• **What you have to do**:
Return all the lines below in which the string "animals" appears.

Dataset records Block Start

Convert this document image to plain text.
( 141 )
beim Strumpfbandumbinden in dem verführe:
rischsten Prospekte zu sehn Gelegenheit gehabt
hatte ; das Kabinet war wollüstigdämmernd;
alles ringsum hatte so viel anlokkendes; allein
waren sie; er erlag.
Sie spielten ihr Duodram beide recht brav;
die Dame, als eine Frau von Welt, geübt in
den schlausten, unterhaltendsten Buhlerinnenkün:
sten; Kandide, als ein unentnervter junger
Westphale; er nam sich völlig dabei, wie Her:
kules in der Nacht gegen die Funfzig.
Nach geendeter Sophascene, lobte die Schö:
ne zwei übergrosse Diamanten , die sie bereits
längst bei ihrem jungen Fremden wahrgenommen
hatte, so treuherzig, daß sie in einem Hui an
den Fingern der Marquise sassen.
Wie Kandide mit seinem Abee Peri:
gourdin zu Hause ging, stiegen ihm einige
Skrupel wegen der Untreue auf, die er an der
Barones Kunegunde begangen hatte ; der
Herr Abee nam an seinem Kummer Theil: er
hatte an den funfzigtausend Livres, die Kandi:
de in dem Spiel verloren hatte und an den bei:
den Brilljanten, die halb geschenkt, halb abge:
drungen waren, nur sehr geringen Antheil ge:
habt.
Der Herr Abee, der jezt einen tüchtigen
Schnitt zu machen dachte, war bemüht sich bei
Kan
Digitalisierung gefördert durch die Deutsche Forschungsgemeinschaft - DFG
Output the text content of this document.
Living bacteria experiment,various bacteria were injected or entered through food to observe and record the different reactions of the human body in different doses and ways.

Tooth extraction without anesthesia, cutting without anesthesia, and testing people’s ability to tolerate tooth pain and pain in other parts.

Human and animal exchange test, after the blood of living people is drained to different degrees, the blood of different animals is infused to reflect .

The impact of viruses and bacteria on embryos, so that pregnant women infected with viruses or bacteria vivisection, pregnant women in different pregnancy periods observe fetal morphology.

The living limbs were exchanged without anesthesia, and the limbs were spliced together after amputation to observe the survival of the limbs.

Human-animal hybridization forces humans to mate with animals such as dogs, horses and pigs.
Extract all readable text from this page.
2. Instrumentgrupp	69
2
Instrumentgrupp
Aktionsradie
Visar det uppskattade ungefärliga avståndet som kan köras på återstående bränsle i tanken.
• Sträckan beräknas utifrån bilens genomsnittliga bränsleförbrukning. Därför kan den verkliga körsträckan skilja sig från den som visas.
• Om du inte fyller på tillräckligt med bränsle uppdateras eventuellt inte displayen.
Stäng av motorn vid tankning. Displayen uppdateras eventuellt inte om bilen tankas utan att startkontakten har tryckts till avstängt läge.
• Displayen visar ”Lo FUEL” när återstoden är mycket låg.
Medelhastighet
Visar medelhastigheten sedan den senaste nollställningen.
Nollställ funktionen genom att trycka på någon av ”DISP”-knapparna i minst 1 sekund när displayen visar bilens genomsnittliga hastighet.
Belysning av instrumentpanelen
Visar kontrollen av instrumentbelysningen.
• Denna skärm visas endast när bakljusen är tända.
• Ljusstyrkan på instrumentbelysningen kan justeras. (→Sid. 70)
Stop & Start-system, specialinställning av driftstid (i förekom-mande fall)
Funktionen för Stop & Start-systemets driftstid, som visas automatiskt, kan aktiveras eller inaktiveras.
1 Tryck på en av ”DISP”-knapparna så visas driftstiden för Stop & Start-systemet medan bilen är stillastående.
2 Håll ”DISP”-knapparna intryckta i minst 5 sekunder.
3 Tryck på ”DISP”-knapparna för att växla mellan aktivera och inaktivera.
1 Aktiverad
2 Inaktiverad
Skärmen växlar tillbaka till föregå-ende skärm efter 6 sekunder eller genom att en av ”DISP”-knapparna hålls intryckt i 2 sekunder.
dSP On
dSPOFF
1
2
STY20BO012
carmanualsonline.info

Dataset records Block End

• **Worked solution**:
Human and animal exchange test, after the blood of living people is drained to different degrees, the blood of different animals is infused to reflect .
Human-animal hybridization forces humans to mate with animals such as dogs, horses and pigs.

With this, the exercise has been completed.